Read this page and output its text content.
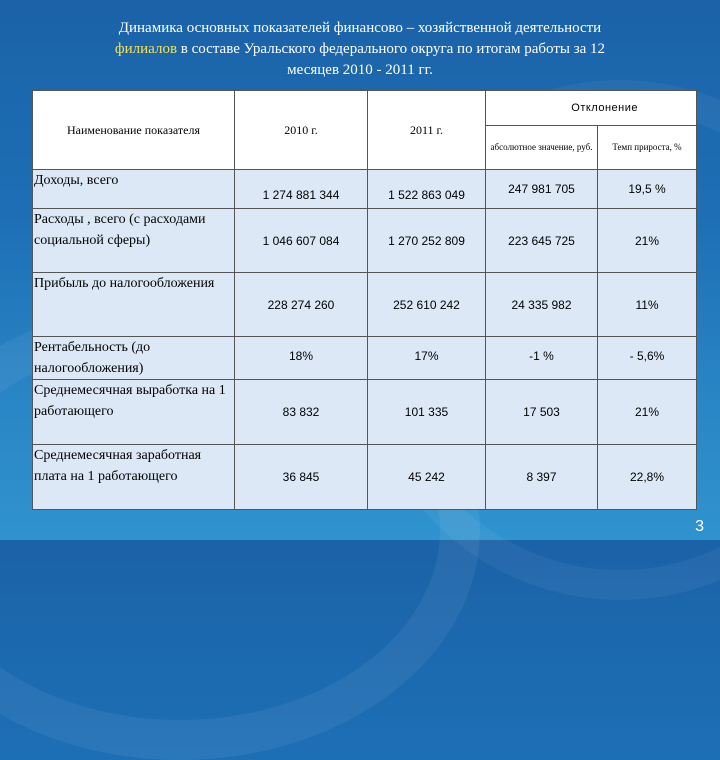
Динамика основных показателей финансово – хозяйственной деятельности
филиалов в составе Уральского федерального округа по итогам работы за 12
месяцев 2010 - 2011 гг.
Наименование показателя	2010 г.	2011 г.	Отклонение	
			абсолютное значение, руб.	Темп прироста, %
Доходы, всего	1 274 881 344	1 522 863 049	247 981 705	19,5 %
Расходы , всего (с расходами социальной сферы)	1 046 607 084	1 270 252 809	223 645 725	21%
Прибыль до налогообложения	228 274 260	252 610 242	24 335 982	11%
Рентабельность (до налогообложения)	18%	17%	-1 %	- 5,6%
Среднемесячная выработка на 1 работающего	83 832	101 335	17 503	21%
Среднемесячная заработная плата на 1 работающего	36 845	45 242	8 397	22,8%
3
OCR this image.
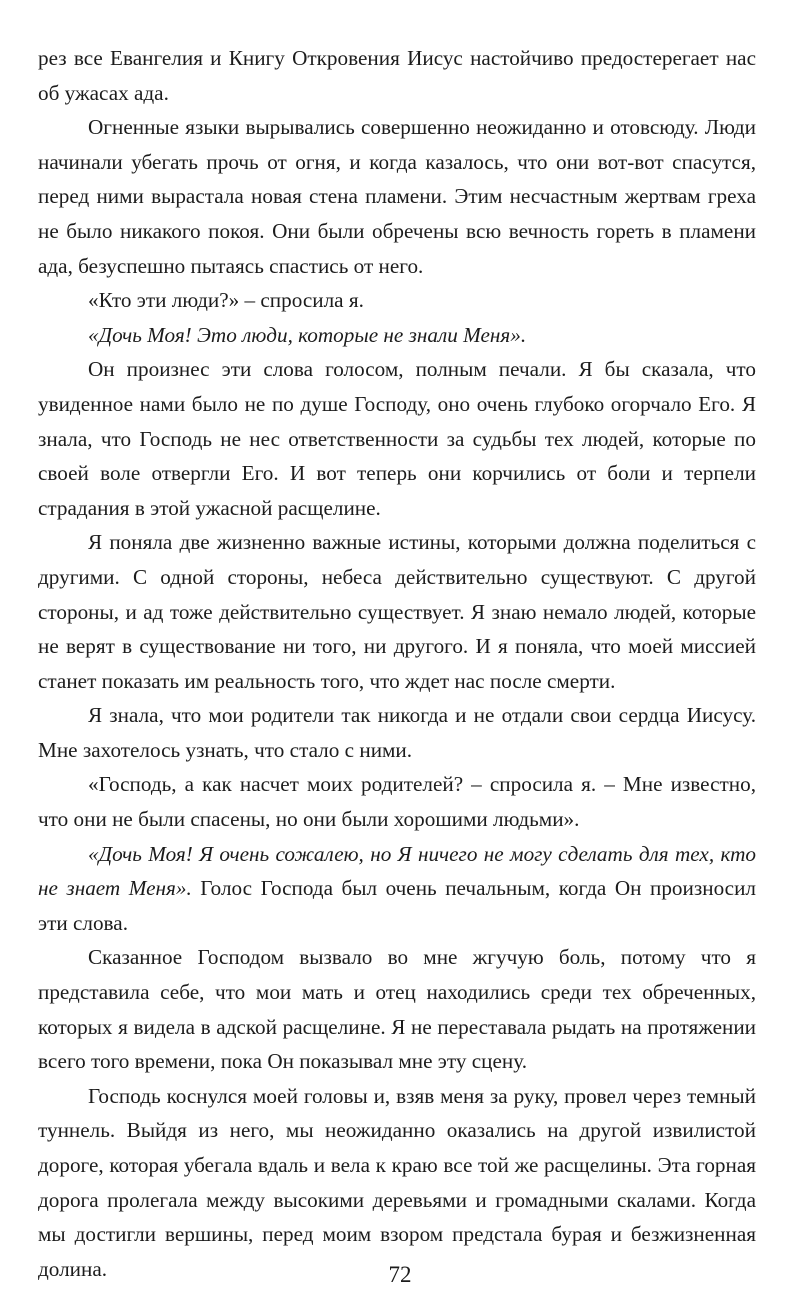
рез все Евангелия и Книгу Откровения Иисус настойчиво предостерегает нас об ужасах ада.

Огненные языки вырывались совершенно неожиданно и отовсюду. Люди начинали убегать прочь от огня, и когда казалось, что они вот-вот спасутся, перед ними вырастала новая стена пламени. Этим несчастным жертвам греха не было никакого покоя. Они были обречены всю вечность гореть в пламени ада, безуспешно пытаясь спастись от него.

«Кто эти люди?» – спросила я.

«Дочь Моя! Это люди, которые не знали Меня».

Он произнес эти слова голосом, полным печали. Я бы сказала, что увиденное нами было не по душе Господу, оно очень глубоко огорчало Его. Я знала, что Господь не нес ответственности за судьбы тех людей, которые по своей воле отвергли Его. И вот теперь они корчились от боли и терпели страдания в этой ужасной расщелине.

Я поняла две жизненно важные истины, которыми должна поделиться с другими. С одной стороны, небеса действительно существуют. С другой стороны, и ад тоже действительно существует. Я знаю немало людей, которые не верят в существование ни того, ни другого. И я поняла, что моей миссией станет показать им реальность того, что ждет нас после смерти.

Я знала, что мои родители так никогда и не отдали свои сердца Иисусу. Мне захотелось узнать, что стало с ними.

«Господь, а как насчет моих родителей? – спросила я. – Мне известно, что они не были спасены, но они были хорошими людьми».

«Дочь Моя! Я очень сожалею, но Я ничего не могу сделать для тех, кто не знает Меня». Голос Господа был очень печальным, когда Он произносил эти слова.

Сказанное Господом вызвало во мне жгучую боль, потому что я представила себе, что мои мать и отец находились среди тех обреченных, которых я видела в адской расщелине. Я не переставала рыдать на протяжении всего того времени, пока Он показывал мне эту сцену.

Господь коснулся моей головы и, взяв меня за руку, провел через темный туннель. Выйдя из него, мы неожиданно оказались на другой извилистой дороге, которая убегала вдаль и вела к краю все той же расщелины. Эта горная дорога пролегала между высокими деревьями и громадными скалами. Когда мы достигли вершины, перед моим взором предстала бурая и безжизненная долина.	72
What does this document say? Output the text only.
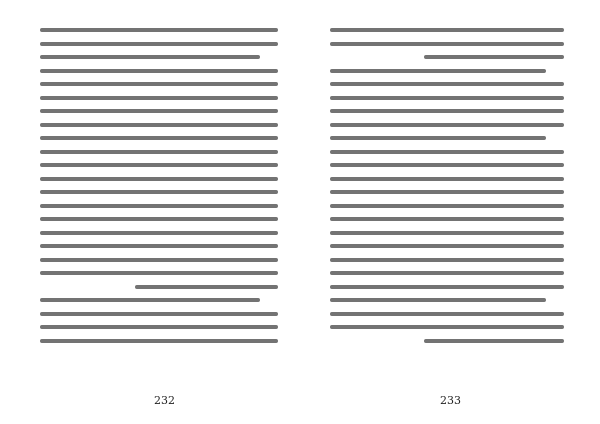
232	233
□ □ □ □ □ □ □
### TASK INSTRUCTIONS:
Tally every line of the listing that holds the string "налогообложения", then give the number by itself.

### ANSWER TO THE PROBLEM:
2